## start

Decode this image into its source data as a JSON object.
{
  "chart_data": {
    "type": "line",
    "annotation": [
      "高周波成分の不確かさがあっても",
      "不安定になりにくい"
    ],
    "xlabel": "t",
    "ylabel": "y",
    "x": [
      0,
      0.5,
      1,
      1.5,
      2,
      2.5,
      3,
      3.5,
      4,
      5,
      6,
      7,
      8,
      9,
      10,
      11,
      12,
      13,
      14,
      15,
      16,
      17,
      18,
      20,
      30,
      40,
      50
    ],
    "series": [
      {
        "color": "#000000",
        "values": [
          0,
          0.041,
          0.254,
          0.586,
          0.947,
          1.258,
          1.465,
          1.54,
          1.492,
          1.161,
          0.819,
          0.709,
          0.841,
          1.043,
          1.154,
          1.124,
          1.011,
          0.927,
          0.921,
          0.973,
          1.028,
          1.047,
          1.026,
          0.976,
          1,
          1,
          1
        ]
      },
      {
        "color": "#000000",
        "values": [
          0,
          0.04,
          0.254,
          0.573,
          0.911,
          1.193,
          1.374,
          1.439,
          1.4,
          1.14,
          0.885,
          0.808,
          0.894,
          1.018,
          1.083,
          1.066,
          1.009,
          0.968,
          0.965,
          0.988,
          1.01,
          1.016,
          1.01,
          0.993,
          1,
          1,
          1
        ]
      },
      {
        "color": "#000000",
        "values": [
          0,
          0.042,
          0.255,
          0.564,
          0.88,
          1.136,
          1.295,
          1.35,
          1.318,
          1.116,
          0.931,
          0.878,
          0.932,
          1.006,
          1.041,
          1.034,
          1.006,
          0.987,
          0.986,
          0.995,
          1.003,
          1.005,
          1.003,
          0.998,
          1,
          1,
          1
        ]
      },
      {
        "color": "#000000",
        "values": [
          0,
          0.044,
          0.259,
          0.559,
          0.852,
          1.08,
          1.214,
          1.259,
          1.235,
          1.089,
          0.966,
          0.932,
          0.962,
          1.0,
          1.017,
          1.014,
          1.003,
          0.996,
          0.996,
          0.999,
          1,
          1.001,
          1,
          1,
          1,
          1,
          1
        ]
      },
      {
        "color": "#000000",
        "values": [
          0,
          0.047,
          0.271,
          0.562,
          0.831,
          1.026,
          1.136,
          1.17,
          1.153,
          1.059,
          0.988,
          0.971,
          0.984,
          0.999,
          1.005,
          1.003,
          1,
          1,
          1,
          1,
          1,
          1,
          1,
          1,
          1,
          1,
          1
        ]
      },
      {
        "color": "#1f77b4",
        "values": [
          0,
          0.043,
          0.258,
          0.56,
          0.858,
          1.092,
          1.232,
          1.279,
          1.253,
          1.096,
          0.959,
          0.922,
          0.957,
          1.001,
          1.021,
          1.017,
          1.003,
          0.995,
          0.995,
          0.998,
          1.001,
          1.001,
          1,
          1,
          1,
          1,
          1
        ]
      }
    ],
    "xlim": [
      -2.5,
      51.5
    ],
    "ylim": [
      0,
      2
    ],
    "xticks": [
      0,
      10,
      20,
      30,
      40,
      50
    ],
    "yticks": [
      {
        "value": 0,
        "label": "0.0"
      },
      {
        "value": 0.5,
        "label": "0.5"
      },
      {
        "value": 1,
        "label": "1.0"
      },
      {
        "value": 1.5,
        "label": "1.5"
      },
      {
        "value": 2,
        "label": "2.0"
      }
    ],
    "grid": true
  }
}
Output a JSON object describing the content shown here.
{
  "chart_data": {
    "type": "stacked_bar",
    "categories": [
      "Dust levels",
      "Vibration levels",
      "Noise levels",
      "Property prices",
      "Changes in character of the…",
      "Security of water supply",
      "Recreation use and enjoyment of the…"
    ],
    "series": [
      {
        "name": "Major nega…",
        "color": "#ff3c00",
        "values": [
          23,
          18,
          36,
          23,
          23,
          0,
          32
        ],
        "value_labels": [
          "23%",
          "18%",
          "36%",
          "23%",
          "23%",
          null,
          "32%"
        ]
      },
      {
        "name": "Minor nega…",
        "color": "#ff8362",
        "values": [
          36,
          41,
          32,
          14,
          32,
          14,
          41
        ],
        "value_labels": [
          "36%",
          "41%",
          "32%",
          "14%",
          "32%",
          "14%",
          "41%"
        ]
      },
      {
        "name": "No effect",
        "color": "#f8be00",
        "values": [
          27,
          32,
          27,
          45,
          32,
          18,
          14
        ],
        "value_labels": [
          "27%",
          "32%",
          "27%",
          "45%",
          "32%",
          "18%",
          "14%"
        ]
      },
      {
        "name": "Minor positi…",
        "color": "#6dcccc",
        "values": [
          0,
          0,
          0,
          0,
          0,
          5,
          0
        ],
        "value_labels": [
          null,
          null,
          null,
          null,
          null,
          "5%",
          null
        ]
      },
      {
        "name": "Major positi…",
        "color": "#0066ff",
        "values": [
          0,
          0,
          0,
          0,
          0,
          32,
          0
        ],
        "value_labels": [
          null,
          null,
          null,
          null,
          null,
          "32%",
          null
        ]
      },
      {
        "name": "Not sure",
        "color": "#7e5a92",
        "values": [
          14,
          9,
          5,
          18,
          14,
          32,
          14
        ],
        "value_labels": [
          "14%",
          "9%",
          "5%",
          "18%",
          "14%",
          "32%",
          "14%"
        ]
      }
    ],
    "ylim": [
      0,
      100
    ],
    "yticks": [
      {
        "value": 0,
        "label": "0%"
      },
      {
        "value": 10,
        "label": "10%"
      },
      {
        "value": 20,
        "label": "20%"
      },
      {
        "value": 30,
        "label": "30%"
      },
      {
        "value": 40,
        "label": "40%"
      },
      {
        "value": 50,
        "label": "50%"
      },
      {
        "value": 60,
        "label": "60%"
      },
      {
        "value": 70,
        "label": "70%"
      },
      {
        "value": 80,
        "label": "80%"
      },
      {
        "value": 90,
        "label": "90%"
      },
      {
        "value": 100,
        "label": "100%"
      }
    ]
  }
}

## end

[WRITTEN PROBLEM] Reproduce all data above, unchanged.

[THE OUTPUT]
Decode this image into its source data as a JSON object.
{
  "chart_data": {
    "type": "line",
    "annotation": [
      "高周波成分の不確かさがあっても",
      "不安定になりにくい"
    ],
    "xlabel": "t",
    "ylabel": "y",
    "x": [
      0,
      0.5,
      1,
      1.5,
      2,
      2.5,
      3,
      3.5,
      4,
      5,
      6,
      7,
      8,
      9,
      10,
      11,
      12,
      13,
      14,
      15,
      16,
      17,
      18,
      20,
      30,
      40,
      50
    ],
    "series": [
      {
        "color": "#000000",
        "values": [
          0,
          0.041,
          0.254,
          0.586,
          0.947,
          1.258,
          1.465,
          1.54,
          1.492,
          1.161,
          0.819,
          0.709,
          0.841,
          1.043,
          1.154,
          1.124,
          1.011,
          0.927,
          0.921,
          0.973,
          1.028,
          1.047,
          1.026,
          0.976,
          1,
          1,
          1
        ]
      },
      {
        "color": "#000000",
        "values": [
          0,
          0.04,
          0.254,
          0.573,
          0.911,
          1.193,
          1.374,
          1.439,
          1.4,
          1.14,
          0.885,
          0.808,
          0.894,
          1.018,
          1.083,
          1.066,
          1.009,
          0.968,
          0.965,
          0.988,
          1.01,
          1.016,
          1.01,
          0.993,
          1,
          1,
          1
        ]
      },
      {
        "color": "#000000",
        "values": [
          0,
          0.042,
          0.255,
          0.564,
          0.88,
          1.136,
          1.295,
          1.35,
          1.318,
          1.116,
          0.931,
          0.878,
          0.932,
          1.006,
          1.041,
          1.034,
          1.006,
          0.987,
          0.986,
          0.995,
          1.003,
          1.005,
          1.003,
          0.998,
          1,
          1,
          1
        ]
      },
      {
        "color": "#000000",
        "values": [
          0,
          0.044,
          0.259,
          0.559,
          0.852,
          1.08,
          1.214,
          1.259,
          1.235,
          1.089,
          0.966,
          0.932,
          0.962,
          1.0,
          1.017,
          1.014,
          1.003,
          0.996,
          0.996,
          0.999,
          1,
          1.001,
          1,
          1,
          1,
          1,
          1
        ]
      },
      {
        "color": "#000000",
        "values": [
          0,
          0.047,
          0.271,
          0.562,
          0.831,
          1.026,
          1.136,
          1.17,
          1.153,
          1.059,
          0.988,
          0.971,
          0.984,
          0.999,
          1.005,
          1.003,
          1,
          1,
          1,
          1,
          1,
          1,
          1,
          1,
          1,
          1,
          1
        ]
      },
      {
        "color": "#1f77b4",
        "values": [
          0,
          0.043,
          0.258,
          0.56,
          0.858,
          1.092,
          1.232,
          1.279,
          1.253,
          1.096,
          0.959,
          0.922,
          0.957,
          1.001,
          1.021,
          1.017,
          1.003,
          0.995,
          0.995,
          0.998,
          1.001,
          1.001,
          1,
          1,
          1,
          1,
          1
        ]
      }
    ],
    "xlim": [
      -2.5,
      51.5
    ],
    "ylim": [
      0,
      2
    ],
    "xticks": [
      0,
      10,
      20,
      30,
      40,
      50
    ],
    "yticks": [
      {
        "value": 0,
        "label": "0.0"
      },
      {
        "value": 0.5,
        "label": "0.5"
      },
      {
        "value": 1,
        "label": "1.0"
      },
      {
        "value": 1.5,
        "label": "1.5"
      },
      {
        "value": 2,
        "label": "2.0"
      }
    ],
    "grid": true
  }
}
Output a JSON object describing the content shown here.
{
  "chart_data": {
    "type": "stacked_bar",
    "categories": [
      "Dust levels",
      "Vibration levels",
      "Noise levels",
      "Property prices",
      "Changes in character of the…",
      "Security of water supply",
      "Recreation use and enjoyment of the…"
    ],
    "series": [
      {
        "name": "Major nega…",
        "color": "#ff3c00",
        "values": [
          23,
          18,
          36,
          23,
          23,
          0,
          32
        ],
        "value_labels": [
          "23%",
          "18%",
          "36%",
          "23%",
          "23%",
          null,
          "32%"
        ]
      },
      {
        "name": "Minor nega…",
        "color": "#ff8362",
        "values": [
          36,
          41,
          32,
          14,
          32,
          14,
          41
        ],
        "value_labels": [
          "36%",
          "41%",
          "32%",
          "14%",
          "32%",
          "14%",
          "41%"
        ]
      },
      {
        "name": "No effect",
        "color": "#f8be00",
        "values": [
          27,
          32,
          27,
          45,
          32,
          18,
          14
        ],
        "value_labels": [
          "27%",
          "32%",
          "27%",
          "45%",
          "32%",
          "18%",
          "14%"
        ]
      },
      {
        "name": "Minor positi…",
        "color": "#6dcccc",
        "values": [
          0,
          0,
          0,
          0,
          0,
          5,
          0
        ],
        "value_labels": [
          null,
          null,
          null,
          null,
          null,
          "5%",
          null
        ]
      },
      {
        "name": "Major positi…",
        "color": "#0066ff",
        "values": [
          0,
          0,
          0,
          0,
          0,
          32,
          0
        ],
        "value_labels": [
          null,
          null,
          null,
          null,
          null,
          "32%",
          null
        ]
      },
      {
        "name": "Not sure",
        "color": "#7e5a92",
        "values": [
          14,
          9,
          5,
          18,
          14,
          32,
          14
        ],
        "value_labels": [
          "14%",
          "9%",
          "5%",
          "18%",
          "14%",
          "32%",
          "14%"
        ]
      }
    ],
    "ylim": [
      0,
      100
    ],
    "yticks": [
      {
        "value": 0,
        "label": "0%"
      },
      {
        "value": 10,
        "label": "10%"
      },
      {
        "value": 20,
        "label": "20%"
      },
      {
        "value": 30,
        "label": "30%"
      },
      {
        "value": 40,
        "label": "40%"
      },
      {
        "value": 50,
        "label": "50%"
      },
      {
        "value": 60,
        "label": "60%"
      },
      {
        "value": 70,
        "label": "70%"
      },
      {
        "value": 80,
        "label": "80%"
      },
      {
        "value": 90,
        "label": "90%"
      },
      {
        "value": 100,
        "label": "100%"
      }
    ]
  }
}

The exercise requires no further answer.